Instruction: For the listing below, give the number of lines in which "столик" occurs. Add nothing.

Entries provided:
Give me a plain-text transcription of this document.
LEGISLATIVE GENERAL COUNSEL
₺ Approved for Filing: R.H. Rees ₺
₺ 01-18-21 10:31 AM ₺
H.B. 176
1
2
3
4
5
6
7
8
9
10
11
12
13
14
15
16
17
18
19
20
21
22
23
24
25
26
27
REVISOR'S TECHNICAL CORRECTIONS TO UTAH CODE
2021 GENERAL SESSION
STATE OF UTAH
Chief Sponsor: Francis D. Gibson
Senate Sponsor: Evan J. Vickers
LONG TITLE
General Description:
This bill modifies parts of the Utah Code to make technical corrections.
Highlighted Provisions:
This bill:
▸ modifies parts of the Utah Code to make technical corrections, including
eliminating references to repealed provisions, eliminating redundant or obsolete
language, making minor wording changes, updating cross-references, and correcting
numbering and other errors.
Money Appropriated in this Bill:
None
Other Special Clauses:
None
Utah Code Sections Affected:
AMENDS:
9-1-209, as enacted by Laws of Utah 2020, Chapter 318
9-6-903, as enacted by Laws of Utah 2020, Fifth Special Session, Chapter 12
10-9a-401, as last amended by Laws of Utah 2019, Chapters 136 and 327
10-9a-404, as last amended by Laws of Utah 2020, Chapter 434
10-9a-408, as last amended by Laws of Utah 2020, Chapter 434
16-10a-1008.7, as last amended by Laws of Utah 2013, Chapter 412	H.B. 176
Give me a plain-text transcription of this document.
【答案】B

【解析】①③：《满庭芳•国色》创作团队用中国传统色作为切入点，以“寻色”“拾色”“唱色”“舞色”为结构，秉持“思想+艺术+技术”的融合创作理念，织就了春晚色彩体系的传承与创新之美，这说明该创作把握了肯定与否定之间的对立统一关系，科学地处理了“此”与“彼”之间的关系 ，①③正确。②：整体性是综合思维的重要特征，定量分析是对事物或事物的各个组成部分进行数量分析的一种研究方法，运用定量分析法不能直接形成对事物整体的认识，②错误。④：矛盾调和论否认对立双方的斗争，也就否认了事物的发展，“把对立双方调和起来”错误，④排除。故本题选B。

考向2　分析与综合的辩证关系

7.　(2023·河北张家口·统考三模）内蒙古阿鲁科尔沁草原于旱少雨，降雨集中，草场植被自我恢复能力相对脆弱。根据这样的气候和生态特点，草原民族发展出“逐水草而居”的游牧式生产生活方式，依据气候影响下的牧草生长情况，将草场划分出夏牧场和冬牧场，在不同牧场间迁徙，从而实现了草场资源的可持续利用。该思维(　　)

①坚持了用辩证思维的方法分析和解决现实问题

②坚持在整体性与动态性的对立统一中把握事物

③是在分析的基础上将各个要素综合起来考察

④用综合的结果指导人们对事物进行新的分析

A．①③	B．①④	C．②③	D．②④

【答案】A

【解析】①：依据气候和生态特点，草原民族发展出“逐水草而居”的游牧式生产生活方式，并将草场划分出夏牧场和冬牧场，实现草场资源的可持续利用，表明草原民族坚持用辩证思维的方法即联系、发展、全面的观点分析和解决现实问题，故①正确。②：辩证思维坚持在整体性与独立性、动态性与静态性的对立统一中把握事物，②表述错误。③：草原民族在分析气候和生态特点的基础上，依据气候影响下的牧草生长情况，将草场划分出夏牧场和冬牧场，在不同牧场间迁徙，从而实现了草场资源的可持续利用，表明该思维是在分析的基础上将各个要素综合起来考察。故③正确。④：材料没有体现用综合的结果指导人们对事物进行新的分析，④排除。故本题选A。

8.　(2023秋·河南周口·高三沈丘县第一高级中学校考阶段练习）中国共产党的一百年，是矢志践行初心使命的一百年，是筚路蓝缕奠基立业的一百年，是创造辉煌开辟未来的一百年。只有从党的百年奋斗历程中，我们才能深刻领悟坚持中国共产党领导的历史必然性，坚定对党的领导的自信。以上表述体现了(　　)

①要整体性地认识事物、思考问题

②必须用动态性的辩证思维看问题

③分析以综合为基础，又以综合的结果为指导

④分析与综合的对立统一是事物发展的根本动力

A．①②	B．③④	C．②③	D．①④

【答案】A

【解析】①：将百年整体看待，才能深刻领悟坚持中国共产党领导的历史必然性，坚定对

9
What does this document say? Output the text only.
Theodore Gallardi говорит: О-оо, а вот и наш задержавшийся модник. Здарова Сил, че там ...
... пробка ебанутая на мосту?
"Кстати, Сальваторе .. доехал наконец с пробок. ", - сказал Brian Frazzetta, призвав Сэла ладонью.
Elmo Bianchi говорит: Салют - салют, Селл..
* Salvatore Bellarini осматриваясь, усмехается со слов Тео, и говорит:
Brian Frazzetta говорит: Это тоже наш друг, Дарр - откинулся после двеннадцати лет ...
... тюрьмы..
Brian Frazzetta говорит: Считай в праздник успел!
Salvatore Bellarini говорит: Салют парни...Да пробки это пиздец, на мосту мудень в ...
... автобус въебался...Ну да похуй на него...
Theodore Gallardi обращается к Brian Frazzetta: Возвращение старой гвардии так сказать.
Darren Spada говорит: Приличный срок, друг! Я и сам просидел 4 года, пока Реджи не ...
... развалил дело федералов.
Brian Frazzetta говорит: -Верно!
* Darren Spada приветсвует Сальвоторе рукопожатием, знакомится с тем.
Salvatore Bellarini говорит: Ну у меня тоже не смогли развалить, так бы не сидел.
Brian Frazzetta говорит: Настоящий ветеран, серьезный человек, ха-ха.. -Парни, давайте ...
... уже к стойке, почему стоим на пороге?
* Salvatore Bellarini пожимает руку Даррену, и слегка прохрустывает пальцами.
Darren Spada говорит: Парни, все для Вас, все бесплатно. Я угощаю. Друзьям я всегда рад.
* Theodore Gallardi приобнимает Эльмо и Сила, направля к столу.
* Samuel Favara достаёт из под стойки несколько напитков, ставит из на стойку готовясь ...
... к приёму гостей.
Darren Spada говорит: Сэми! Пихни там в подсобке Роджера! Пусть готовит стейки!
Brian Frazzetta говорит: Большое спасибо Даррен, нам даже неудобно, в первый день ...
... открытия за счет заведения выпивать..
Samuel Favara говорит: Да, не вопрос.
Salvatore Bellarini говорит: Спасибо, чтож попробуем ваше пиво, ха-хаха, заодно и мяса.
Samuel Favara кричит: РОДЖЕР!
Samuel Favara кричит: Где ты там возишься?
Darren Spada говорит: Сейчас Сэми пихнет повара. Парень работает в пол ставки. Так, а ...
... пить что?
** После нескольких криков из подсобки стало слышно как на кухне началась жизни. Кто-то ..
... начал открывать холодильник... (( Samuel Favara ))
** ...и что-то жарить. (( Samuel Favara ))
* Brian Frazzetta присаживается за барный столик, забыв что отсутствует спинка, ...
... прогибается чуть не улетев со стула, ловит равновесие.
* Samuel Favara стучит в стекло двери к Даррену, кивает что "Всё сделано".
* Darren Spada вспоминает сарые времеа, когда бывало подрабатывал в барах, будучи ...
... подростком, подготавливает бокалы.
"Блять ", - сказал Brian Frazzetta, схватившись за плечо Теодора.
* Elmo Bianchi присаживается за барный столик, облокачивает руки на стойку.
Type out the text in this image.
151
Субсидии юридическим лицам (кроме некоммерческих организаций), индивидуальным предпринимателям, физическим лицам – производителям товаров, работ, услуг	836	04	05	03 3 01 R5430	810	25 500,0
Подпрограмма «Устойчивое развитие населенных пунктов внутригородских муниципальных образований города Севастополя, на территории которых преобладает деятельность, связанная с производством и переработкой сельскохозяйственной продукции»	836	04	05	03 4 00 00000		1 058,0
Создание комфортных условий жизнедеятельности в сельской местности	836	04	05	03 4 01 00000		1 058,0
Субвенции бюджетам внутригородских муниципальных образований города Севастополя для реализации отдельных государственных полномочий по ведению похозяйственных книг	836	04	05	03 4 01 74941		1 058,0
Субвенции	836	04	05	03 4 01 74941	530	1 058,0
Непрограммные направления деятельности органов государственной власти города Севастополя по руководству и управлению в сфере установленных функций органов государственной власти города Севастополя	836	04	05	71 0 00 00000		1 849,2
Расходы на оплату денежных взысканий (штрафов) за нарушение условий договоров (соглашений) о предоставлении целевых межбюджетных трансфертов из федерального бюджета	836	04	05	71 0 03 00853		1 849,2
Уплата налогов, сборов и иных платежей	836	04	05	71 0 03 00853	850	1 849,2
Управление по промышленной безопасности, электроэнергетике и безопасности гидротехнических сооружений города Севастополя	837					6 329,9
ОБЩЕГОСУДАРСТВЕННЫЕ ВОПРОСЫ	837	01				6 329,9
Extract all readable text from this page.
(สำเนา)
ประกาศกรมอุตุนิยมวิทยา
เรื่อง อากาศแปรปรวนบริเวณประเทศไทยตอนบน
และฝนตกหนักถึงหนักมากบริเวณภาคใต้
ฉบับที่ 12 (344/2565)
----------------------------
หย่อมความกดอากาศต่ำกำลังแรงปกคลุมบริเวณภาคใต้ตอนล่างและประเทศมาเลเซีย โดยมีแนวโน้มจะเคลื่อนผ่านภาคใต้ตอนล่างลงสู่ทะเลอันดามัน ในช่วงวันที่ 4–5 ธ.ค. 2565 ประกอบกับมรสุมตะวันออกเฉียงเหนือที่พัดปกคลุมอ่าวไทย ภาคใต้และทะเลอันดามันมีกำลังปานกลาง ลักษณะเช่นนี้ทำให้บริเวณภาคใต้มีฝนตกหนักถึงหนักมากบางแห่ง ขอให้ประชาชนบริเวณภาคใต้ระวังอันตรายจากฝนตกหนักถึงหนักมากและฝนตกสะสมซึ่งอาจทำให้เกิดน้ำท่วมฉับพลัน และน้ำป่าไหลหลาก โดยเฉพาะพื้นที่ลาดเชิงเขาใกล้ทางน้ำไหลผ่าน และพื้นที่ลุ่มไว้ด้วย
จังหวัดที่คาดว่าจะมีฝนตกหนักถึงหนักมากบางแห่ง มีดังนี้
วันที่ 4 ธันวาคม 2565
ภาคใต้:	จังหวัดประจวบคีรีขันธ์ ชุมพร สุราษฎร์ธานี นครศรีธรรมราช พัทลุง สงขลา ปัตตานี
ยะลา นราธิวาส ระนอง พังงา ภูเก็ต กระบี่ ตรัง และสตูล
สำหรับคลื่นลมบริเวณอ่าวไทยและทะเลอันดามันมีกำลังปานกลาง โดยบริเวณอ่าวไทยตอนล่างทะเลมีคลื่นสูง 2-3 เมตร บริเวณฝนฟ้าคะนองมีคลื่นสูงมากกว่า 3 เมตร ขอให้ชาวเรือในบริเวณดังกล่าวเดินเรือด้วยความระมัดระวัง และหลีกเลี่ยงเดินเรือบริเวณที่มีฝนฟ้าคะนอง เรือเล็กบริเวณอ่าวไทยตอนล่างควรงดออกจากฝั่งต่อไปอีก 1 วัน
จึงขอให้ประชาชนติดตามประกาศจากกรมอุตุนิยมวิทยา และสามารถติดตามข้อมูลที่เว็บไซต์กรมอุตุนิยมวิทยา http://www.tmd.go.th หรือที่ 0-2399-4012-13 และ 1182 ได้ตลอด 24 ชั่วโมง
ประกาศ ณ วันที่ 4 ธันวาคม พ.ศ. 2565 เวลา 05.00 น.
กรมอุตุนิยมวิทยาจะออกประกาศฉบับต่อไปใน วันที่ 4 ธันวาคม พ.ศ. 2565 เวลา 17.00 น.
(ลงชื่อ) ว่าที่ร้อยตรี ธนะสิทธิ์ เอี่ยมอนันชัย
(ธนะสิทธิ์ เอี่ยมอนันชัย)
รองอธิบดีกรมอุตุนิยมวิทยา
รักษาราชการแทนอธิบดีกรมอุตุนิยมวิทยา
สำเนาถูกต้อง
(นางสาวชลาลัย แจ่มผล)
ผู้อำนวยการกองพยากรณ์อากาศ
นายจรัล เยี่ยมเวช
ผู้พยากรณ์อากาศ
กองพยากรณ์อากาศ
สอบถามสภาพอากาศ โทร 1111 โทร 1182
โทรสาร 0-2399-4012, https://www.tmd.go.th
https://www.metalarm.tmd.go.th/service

Expected output: 2